→ **Exercise**
From the entries below, pull out each line where "LeSuire" appears.

--------

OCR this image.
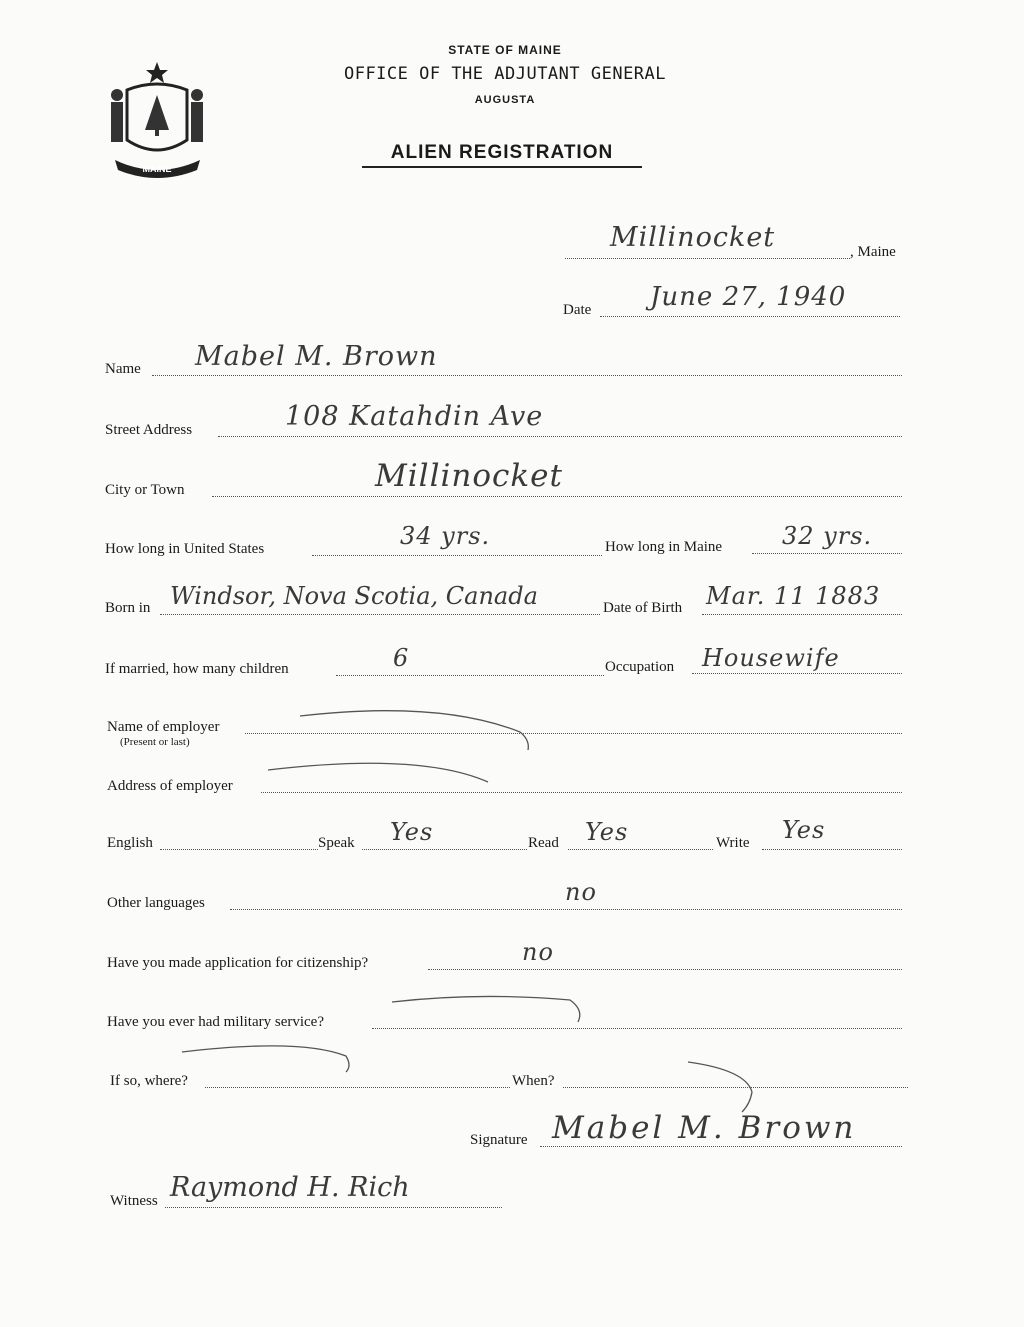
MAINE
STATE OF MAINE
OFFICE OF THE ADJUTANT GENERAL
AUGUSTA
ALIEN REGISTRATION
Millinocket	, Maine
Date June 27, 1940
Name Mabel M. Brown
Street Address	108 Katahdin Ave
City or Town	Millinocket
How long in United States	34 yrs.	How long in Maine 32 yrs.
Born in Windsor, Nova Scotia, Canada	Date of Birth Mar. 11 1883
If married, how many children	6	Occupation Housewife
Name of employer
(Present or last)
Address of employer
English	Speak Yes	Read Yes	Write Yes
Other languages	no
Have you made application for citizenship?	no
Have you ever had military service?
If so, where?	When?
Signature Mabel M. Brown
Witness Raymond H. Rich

--------

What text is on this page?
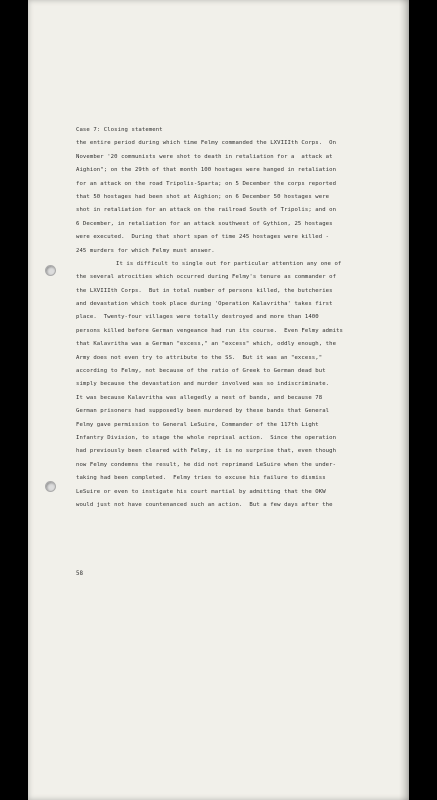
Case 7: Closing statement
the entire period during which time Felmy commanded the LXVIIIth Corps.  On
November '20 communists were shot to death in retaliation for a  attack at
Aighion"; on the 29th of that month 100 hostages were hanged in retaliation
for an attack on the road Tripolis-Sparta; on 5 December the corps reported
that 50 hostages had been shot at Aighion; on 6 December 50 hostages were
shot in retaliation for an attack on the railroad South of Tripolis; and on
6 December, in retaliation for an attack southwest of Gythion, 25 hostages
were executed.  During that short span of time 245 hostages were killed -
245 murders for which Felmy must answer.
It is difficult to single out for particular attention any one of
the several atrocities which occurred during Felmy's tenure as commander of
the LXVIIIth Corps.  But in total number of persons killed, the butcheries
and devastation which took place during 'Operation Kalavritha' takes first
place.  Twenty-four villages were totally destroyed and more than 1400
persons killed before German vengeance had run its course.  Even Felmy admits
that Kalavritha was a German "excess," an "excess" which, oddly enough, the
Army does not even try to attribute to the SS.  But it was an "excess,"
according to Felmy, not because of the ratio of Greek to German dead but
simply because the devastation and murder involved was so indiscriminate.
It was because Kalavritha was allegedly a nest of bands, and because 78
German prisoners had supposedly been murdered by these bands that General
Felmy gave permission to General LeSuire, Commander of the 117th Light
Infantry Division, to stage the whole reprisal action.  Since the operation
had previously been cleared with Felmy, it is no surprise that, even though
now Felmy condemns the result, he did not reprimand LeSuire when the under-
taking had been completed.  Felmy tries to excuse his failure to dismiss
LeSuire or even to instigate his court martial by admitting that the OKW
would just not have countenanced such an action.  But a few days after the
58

--------

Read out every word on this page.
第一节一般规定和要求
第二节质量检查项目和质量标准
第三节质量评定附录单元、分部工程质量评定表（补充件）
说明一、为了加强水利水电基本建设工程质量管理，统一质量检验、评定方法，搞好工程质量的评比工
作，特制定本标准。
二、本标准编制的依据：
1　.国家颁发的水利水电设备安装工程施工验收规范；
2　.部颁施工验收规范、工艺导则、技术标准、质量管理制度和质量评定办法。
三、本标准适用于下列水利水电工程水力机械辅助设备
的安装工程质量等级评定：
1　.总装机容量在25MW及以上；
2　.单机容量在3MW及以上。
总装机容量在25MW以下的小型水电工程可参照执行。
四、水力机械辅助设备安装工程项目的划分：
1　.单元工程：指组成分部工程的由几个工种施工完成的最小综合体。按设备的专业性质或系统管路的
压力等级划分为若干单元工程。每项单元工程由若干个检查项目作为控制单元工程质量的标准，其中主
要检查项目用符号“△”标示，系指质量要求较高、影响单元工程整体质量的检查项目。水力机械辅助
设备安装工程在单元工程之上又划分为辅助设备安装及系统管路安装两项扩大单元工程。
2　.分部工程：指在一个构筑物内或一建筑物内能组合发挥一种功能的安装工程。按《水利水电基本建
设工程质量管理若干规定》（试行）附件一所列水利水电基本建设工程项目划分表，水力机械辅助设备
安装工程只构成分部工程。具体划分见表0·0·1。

--------

→ **Problem solution**
Felmy gave permission to General LeSuire, Commander of the 117th Light
now Felmy condemns the result, he did not reprimand LeSuire when the under-
LeSuire or even to instigate his court martial by admitting that the OKW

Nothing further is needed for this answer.